**Short exercise:**
Without the images, write out all of the following entries exactly.

**Working data:**
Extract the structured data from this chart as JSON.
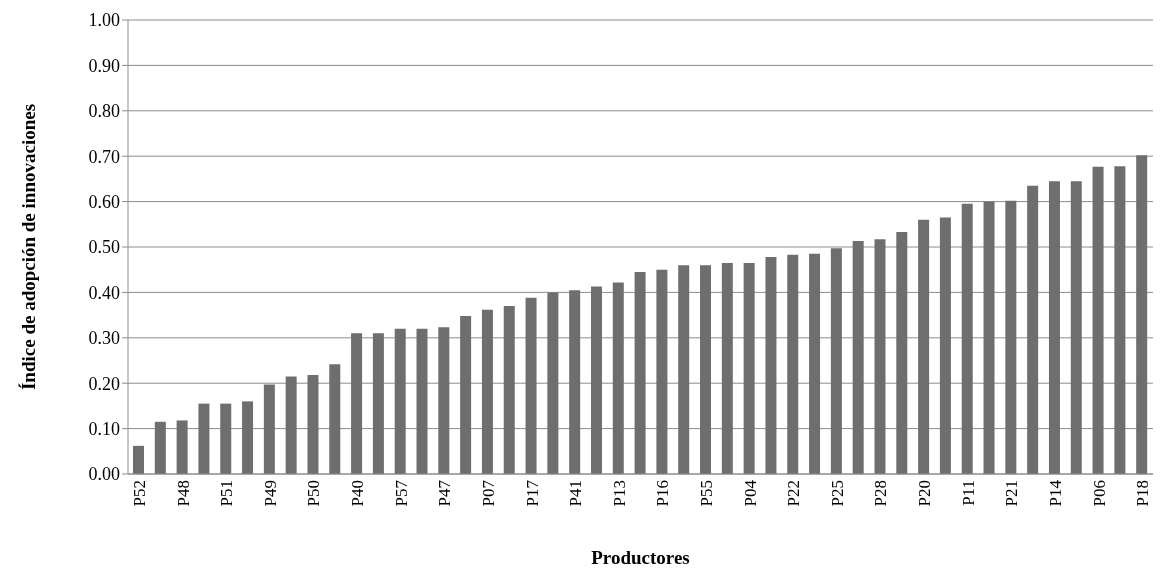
{
  "chart_data": {
    "type": "bar",
    "xlabel": "Productores",
    "ylabel": "Índice de adopción de innovaciones",
    "categories": [
      "P52",
      null,
      "P48",
      null,
      "P51",
      null,
      "P49",
      null,
      "P50",
      null,
      "P40",
      null,
      "P57",
      null,
      "P47",
      null,
      "P07",
      null,
      "P17",
      null,
      "P41",
      null,
      "P13",
      null,
      "P16",
      null,
      "P55",
      null,
      "P04",
      null,
      "P22",
      null,
      "P25",
      null,
      "P28",
      null,
      "P20",
      null,
      "P11",
      null,
      "P21",
      null,
      "P14",
      null,
      "P06",
      null,
      "P18"
    ],
    "values": [
      0.062,
      0.115,
      0.118,
      0.155,
      0.155,
      0.16,
      0.197,
      0.215,
      0.218,
      0.242,
      0.31,
      0.31,
      0.32,
      0.32,
      0.323,
      0.348,
      0.362,
      0.37,
      0.388,
      0.4,
      0.405,
      0.413,
      0.422,
      0.445,
      0.45,
      0.46,
      0.46,
      0.465,
      0.465,
      0.478,
      0.483,
      0.485,
      0.497,
      0.513,
      0.517,
      0.533,
      0.56,
      0.565,
      0.595,
      0.6,
      0.602,
      0.635,
      0.645,
      0.645,
      0.677,
      0.678,
      0.702
    ],
    "color": "#6e6e6e",
    "ylim": [
      0,
      1
    ],
    "yticks": [
      {
        "value": 0,
        "label": "0.00"
      },
      {
        "value": 0.1,
        "label": "0.10"
      },
      {
        "value": 0.2,
        "label": "0.20"
      },
      {
        "value": 0.3,
        "label": "0.30"
      },
      {
        "value": 0.4,
        "label": "0.40"
      },
      {
        "value": 0.5,
        "label": "0.50"
      },
      {
        "value": 0.6,
        "label": "0.60"
      },
      {
        "value": 0.7,
        "label": "0.70"
      },
      {
        "value": 0.8,
        "label": "0.80"
      },
      {
        "value": 0.9,
        "label": "0.90"
      },
      {
        "value": 1,
        "label": "1.00"
      }
    ],
    "grid": "y"
  }
}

**Exercise answer:**
Extract the structured data from this chart as JSON.
{
  "chart_data": {
    "type": "bar",
    "xlabel": "Productores",
    "ylabel": "Índice de adopción de innovaciones",
    "categories": [
      "P52",
      null,
      "P48",
      null,
      "P51",
      null,
      "P49",
      null,
      "P50",
      null,
      "P40",
      null,
      "P57",
      null,
      "P47",
      null,
      "P07",
      null,
      "P17",
      null,
      "P41",
      null,
      "P13",
      null,
      "P16",
      null,
      "P55",
      null,
      "P04",
      null,
      "P22",
      null,
      "P25",
      null,
      "P28",
      null,
      "P20",
      null,
      "P11",
      null,
      "P21",
      null,
      "P14",
      null,
      "P06",
      null,
      "P18"
    ],
    "values": [
      0.062,
      0.115,
      0.118,
      0.155,
      0.155,
      0.16,
      0.197,
      0.215,
      0.218,
      0.242,
      0.31,
      0.31,
      0.32,
      0.32,
      0.323,
      0.348,
      0.362,
      0.37,
      0.388,
      0.4,
      0.405,
      0.413,
      0.422,
      0.445,
      0.45,
      0.46,
      0.46,
      0.465,
      0.465,
      0.478,
      0.483,
      0.485,
      0.497,
      0.513,
      0.517,
      0.533,
      0.56,
      0.565,
      0.595,
      0.6,
      0.602,
      0.635,
      0.645,
      0.645,
      0.677,
      0.678,
      0.702
    ],
    "color": "#6e6e6e",
    "ylim": [
      0,
      1
    ],
    "yticks": [
      {
        "value": 0,
        "label": "0.00"
      },
      {
        "value": 0.1,
        "label": "0.10"
      },
      {
        "value": 0.2,
        "label": "0.20"
      },
      {
        "value": 0.3,
        "label": "0.30"
      },
      {
        "value": 0.4,
        "label": "0.40"
      },
      {
        "value": 0.5,
        "label": "0.50"
      },
      {
        "value": 0.6,
        "label": "0.60"
      },
      {
        "value": 0.7,
        "label": "0.70"
      },
      {
        "value": 0.8,
        "label": "0.80"
      },
      {
        "value": 0.9,
        "label": "0.90"
      },
      {
        "value": 1,
        "label": "1.00"
      }
    ],
    "grid": "y"
  }
}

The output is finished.